WHAT TO DO:
Write out every record in full, exactly as written, please.

RECORD EXTRACTS:
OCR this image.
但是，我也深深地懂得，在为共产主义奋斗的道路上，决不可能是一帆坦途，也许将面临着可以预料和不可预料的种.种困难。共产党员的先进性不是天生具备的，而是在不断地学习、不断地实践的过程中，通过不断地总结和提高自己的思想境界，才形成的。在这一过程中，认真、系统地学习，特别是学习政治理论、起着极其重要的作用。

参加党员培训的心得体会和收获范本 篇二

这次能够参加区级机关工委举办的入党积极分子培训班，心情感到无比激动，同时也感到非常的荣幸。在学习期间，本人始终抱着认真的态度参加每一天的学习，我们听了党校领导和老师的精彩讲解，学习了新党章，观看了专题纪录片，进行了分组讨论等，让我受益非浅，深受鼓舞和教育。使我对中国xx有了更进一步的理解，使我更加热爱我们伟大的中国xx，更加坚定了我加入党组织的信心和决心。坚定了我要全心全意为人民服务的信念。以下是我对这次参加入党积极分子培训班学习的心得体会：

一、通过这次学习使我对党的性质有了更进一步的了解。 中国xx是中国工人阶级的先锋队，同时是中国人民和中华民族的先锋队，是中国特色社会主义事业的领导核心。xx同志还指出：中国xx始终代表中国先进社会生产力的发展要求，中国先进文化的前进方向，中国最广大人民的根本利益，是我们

ANSWER TO THIS EXERCISE:
OCR this image.
但是，我也深深地懂得，在为共产主义奋斗的道路上，决不可能是一帆坦途，也许将面临着可以预料和不可预料的种.种困难。共产党员的先进性不是天生具备的，而是在不断地学习、不断地实践的过程中，通过不断地总结和提高自己的思想境界，才形成的。在这一过程中，认真、系统地学习，特别是学习政治理论、起着极其重要的作用。

参加党员培训的心得体会和收获范本 篇二

这次能够参加区级机关工委举办的入党积极分子培训班，心情感到无比激动，同时也感到非常的荣幸。在学习期间，本人始终抱着认真的态度参加每一天的学习，我们听了党校领导和老师的精彩讲解，学习了新党章，观看了专题纪录片，进行了分组讨论等，让我受益非浅，深受鼓舞和教育。使我对中国xx有了更进一步的理解，使我更加热爱我们伟大的中国xx，更加坚定了我加入党组织的信心和决心。坚定了我要全心全意为人民服务的信念。以下是我对这次参加入党积极分子培训班学习的心得体会：

一、通过这次学习使我对党的性质有了更进一步的了解。 中国xx是中国工人阶级的先锋队，同时是中国人民和中华民族的先锋队，是中国特色社会主义事业的领导核心。xx同志还指出：中国xx始终代表中国先进社会生产力的发展要求，中国先进文化的前进方向，中国最广大人民的根本利益，是我们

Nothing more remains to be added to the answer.